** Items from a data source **
** START **

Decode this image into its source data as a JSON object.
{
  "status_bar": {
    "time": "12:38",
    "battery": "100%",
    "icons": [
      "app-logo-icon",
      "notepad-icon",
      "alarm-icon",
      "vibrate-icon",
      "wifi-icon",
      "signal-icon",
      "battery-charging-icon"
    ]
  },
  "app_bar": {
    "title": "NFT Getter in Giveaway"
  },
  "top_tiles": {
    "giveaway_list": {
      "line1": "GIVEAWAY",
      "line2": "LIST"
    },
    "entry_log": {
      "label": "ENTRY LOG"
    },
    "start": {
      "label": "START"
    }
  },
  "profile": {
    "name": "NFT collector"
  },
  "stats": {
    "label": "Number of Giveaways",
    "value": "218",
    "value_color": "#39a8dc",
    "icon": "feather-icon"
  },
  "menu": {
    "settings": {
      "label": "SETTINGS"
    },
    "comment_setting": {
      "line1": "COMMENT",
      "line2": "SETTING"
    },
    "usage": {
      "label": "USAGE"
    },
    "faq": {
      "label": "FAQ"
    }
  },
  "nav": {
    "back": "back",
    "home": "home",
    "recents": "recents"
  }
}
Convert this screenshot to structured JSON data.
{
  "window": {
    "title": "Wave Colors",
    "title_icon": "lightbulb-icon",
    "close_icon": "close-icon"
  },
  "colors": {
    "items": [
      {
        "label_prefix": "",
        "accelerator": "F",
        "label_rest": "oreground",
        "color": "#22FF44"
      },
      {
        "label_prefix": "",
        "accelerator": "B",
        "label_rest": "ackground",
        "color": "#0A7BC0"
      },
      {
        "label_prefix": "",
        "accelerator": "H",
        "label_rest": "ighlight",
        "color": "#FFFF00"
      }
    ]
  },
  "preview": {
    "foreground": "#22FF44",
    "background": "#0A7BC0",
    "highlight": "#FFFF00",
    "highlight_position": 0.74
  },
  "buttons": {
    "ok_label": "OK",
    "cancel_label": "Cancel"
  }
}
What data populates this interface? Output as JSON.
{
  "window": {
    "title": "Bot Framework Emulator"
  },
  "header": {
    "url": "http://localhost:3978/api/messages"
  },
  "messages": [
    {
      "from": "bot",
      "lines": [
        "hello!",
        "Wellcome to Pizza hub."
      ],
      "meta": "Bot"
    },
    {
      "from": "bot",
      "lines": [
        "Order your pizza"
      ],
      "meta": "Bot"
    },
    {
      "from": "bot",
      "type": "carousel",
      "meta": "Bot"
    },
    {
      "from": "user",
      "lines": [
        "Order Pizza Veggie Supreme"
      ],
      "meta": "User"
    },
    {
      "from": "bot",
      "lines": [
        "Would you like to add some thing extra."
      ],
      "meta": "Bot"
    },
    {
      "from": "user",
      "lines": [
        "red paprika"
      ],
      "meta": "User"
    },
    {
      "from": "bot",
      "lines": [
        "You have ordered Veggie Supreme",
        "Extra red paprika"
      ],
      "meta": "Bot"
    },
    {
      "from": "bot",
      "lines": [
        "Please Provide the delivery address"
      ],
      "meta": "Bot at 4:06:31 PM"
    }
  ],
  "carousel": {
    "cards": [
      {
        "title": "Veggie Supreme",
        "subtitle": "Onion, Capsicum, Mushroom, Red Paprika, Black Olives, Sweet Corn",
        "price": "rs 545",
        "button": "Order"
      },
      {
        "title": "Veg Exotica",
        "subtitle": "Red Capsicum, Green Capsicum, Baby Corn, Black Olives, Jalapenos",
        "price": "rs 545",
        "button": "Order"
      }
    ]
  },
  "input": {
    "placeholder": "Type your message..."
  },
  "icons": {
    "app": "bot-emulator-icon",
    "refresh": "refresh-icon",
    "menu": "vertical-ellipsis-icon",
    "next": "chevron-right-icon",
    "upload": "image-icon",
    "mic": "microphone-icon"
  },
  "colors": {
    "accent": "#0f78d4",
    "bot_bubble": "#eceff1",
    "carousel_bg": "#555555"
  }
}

** END **

** DIRECTION **
Determine how many lines of the records above contain the word "Corn", and report only that number.

** THE REPLY **
2